### What needs to be done
Reproduce the material exactly, omitting nothing.

### Task material
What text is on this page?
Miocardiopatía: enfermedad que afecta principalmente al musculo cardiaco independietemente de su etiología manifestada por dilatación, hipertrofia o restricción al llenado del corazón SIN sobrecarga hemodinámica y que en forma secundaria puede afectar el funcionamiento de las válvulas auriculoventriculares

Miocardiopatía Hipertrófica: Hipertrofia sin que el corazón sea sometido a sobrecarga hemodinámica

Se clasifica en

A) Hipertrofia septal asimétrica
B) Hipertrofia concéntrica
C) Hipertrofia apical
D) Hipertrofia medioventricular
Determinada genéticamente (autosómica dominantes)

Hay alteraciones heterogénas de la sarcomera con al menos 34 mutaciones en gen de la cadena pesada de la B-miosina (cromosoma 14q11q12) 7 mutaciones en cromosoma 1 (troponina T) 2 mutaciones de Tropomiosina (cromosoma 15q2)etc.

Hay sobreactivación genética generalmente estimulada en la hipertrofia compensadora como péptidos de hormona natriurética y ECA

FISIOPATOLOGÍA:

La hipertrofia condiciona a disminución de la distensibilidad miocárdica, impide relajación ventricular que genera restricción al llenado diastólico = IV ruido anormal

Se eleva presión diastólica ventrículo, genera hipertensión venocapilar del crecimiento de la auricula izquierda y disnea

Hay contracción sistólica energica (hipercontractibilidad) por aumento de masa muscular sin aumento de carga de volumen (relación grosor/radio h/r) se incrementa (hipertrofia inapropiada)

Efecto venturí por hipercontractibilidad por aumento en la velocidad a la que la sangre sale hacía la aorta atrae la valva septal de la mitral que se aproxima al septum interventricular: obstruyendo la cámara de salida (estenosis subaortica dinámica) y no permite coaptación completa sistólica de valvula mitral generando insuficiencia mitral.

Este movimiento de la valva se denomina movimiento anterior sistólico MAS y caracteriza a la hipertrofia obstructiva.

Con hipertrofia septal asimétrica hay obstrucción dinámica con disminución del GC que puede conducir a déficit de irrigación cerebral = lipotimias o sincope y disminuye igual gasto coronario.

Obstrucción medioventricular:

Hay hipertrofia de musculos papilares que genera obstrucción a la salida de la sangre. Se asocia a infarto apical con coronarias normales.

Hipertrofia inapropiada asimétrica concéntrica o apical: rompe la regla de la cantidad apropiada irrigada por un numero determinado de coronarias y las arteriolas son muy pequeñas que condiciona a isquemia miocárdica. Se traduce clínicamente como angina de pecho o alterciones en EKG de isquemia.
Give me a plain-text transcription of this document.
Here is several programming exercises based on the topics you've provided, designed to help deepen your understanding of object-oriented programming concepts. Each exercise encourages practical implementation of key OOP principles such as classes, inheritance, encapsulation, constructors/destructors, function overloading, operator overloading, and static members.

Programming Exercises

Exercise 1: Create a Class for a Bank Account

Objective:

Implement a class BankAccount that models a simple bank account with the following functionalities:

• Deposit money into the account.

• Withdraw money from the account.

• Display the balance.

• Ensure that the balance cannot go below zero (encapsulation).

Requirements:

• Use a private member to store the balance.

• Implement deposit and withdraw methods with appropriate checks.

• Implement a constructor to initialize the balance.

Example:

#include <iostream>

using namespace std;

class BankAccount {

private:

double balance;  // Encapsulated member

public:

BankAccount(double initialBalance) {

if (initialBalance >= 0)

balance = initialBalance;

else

### Result of the task
What text is on this page?
Miocardiopatía: enfermedad que afecta principalmente al musculo cardiaco independietemente de su etiología manifestada por dilatación, hipertrofia o restricción al llenado del corazón SIN sobrecarga hemodinámica y que en forma secundaria puede afectar el funcionamiento de las válvulas auriculoventriculares

Miocardiopatía Hipertrófica: Hipertrofia sin que el corazón sea sometido a sobrecarga hemodinámica

Se clasifica en

A) Hipertrofia septal asimétrica
B) Hipertrofia concéntrica
C) Hipertrofia apical
D) Hipertrofia medioventricular
Determinada genéticamente (autosómica dominantes)

Hay alteraciones heterogénas de la sarcomera con al menos 34 mutaciones en gen de la cadena pesada de la B-miosina (cromosoma 14q11q12) 7 mutaciones en cromosoma 1 (troponina T) 2 mutaciones de Tropomiosina (cromosoma 15q2)etc.

Hay sobreactivación genética generalmente estimulada en la hipertrofia compensadora como péptidos de hormona natriurética y ECA

FISIOPATOLOGÍA:

La hipertrofia condiciona a disminución de la distensibilidad miocárdica, impide relajación ventricular que genera restricción al llenado diastólico = IV ruido anormal

Se eleva presión diastólica ventrículo, genera hipertensión venocapilar del crecimiento de la auricula izquierda y disnea

Hay contracción sistólica energica (hipercontractibilidad) por aumento de masa muscular sin aumento de carga de volumen (relación grosor/radio h/r) se incrementa (hipertrofia inapropiada)

Efecto venturí por hipercontractibilidad por aumento en la velocidad a la que la sangre sale hacía la aorta atrae la valva septal de la mitral que se aproxima al septum interventricular: obstruyendo la cámara de salida (estenosis subaortica dinámica) y no permite coaptación completa sistólica de valvula mitral generando insuficiencia mitral.

Este movimiento de la valva se denomina movimiento anterior sistólico MAS y caracteriza a la hipertrofia obstructiva.

Con hipertrofia septal asimétrica hay obstrucción dinámica con disminución del GC que puede conducir a déficit de irrigación cerebral = lipotimias o sincope y disminuye igual gasto coronario.

Obstrucción medioventricular:

Hay hipertrofia de musculos papilares que genera obstrucción a la salida de la sangre. Se asocia a infarto apical con coronarias normales.

Hipertrofia inapropiada asimétrica concéntrica o apical: rompe la regla de la cantidad apropiada irrigada por un numero determinado de coronarias y las arteriolas son muy pequeñas que condiciona a isquemia miocárdica. Se traduce clínicamente como angina de pecho o alterciones en EKG de isquemia.
Give me a plain-text transcription of this document.
Here is several programming exercises based on the topics you've provided, designed to help deepen your understanding of object-oriented programming concepts. Each exercise encourages practical implementation of key OOP principles such as classes, inheritance, encapsulation, constructors/destructors, function overloading, operator overloading, and static members.

Programming Exercises

Exercise 1: Create a Class for a Bank Account

Objective:

Implement a class BankAccount that models a simple bank account with the following functionalities:

• Deposit money into the account.

• Withdraw money from the account.

• Display the balance.

• Ensure that the balance cannot go below zero (encapsulation).

Requirements:

• Use a private member to store the balance.

• Implement deposit and withdraw methods with appropriate checks.

• Implement a constructor to initialize the balance.

Example:

#include <iostream>

using namespace std;

class BankAccount {

private:

double balance;  // Encapsulated member

public:

BankAccount(double initialBalance) {

if (initialBalance >= 0)

balance = initialBalance;

else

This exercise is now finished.